#### [Problem requirements]
Reply only with how many lines contain the word "title".

#### [Exercise input]
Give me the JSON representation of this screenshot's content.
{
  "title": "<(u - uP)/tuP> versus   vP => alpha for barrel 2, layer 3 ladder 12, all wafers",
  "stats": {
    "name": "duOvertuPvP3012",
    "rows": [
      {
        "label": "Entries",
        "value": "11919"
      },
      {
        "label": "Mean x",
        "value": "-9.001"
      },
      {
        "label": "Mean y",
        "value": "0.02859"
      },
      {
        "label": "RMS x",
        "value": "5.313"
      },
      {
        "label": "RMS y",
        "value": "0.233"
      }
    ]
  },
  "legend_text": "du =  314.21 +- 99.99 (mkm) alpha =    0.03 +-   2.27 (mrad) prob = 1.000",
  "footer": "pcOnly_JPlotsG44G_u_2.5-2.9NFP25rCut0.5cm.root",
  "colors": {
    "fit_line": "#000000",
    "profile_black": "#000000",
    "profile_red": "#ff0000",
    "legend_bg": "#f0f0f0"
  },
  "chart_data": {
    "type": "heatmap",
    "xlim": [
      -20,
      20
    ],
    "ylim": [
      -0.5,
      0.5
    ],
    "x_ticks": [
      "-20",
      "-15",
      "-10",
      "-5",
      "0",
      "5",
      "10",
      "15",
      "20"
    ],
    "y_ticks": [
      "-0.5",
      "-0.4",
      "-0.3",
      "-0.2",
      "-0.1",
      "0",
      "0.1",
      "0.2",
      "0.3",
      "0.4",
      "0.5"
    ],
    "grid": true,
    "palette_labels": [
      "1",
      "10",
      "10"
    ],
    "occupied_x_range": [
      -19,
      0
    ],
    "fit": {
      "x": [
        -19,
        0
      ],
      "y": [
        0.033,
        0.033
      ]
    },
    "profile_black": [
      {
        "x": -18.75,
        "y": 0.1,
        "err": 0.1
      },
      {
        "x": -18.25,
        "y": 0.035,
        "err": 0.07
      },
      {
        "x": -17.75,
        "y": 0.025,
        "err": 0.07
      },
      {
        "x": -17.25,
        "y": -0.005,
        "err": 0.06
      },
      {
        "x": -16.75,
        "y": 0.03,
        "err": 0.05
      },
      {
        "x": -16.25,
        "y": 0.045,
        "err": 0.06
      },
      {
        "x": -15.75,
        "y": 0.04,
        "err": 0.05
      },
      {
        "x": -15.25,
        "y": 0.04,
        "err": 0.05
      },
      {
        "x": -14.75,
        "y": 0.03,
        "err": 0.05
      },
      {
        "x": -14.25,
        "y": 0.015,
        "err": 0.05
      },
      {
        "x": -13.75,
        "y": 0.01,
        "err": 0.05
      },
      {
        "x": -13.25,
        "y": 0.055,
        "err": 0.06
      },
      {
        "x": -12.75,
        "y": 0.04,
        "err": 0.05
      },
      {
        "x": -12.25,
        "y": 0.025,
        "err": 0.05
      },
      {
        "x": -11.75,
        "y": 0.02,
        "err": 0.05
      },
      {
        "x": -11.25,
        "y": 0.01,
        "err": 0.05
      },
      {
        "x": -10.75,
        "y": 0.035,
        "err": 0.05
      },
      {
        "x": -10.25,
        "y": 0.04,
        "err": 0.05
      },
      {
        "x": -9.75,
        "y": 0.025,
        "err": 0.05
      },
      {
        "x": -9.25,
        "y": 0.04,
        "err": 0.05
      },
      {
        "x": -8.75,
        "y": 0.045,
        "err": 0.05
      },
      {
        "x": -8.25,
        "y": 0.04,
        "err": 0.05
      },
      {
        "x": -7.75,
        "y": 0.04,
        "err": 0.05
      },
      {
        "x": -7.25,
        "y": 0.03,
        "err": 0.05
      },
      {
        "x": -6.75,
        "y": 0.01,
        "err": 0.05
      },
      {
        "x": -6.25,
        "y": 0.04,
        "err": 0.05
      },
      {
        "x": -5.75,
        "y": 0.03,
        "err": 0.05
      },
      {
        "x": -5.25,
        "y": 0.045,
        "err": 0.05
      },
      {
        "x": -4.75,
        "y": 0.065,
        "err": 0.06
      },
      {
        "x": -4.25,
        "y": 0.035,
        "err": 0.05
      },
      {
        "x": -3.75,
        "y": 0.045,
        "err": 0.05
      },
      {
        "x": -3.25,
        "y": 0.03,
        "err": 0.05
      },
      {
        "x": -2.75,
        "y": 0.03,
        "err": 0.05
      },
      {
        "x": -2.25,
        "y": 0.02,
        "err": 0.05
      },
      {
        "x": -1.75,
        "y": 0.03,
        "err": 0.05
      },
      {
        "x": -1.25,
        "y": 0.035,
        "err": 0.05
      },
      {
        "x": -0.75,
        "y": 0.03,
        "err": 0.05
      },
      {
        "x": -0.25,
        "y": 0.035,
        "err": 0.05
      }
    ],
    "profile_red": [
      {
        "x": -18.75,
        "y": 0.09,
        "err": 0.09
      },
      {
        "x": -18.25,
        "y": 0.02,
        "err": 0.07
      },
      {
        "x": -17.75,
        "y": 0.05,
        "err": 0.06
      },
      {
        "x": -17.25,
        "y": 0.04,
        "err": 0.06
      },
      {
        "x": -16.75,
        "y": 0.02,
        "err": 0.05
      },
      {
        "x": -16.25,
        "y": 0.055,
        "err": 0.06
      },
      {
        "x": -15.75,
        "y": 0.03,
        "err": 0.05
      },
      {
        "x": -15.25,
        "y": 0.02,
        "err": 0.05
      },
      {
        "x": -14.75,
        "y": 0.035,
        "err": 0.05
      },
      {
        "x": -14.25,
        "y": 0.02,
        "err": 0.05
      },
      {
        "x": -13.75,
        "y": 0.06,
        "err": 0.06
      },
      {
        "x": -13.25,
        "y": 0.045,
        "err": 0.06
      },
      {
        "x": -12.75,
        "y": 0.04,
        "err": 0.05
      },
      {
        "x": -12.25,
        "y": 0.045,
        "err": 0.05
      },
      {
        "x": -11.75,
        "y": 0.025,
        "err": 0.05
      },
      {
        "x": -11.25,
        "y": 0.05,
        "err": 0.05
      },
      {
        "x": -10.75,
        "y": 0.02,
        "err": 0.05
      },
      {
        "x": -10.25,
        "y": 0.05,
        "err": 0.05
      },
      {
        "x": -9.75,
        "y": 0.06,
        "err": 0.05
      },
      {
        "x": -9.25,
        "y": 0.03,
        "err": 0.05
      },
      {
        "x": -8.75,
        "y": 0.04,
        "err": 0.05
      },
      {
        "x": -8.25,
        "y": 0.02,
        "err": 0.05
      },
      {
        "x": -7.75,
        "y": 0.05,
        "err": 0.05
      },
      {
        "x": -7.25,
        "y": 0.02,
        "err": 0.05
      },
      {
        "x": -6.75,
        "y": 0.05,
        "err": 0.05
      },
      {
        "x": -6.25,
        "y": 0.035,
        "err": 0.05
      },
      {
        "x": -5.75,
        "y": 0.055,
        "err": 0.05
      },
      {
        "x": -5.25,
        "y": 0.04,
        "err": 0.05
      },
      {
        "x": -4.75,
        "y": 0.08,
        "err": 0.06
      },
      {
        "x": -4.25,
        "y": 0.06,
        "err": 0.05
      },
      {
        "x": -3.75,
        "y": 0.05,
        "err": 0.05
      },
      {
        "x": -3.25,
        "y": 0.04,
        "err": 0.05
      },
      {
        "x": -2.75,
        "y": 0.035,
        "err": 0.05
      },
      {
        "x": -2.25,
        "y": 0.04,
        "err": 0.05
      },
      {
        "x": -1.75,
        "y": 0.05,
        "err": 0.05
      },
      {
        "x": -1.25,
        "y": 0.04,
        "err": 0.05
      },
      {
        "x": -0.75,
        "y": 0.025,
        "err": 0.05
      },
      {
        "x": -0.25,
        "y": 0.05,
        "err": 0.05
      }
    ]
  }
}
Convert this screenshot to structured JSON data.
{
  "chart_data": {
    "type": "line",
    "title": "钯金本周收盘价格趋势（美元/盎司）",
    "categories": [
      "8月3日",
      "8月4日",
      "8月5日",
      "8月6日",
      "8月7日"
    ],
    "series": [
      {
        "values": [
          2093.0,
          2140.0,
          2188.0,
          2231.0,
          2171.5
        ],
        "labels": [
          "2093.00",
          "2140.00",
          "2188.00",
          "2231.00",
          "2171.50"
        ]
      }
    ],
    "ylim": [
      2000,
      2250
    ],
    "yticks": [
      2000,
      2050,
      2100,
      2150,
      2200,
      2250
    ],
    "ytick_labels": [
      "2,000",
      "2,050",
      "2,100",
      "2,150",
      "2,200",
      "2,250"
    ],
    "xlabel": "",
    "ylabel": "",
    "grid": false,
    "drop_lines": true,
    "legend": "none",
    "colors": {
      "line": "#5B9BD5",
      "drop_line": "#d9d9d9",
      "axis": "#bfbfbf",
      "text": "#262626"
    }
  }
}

#### [Response to the task]
2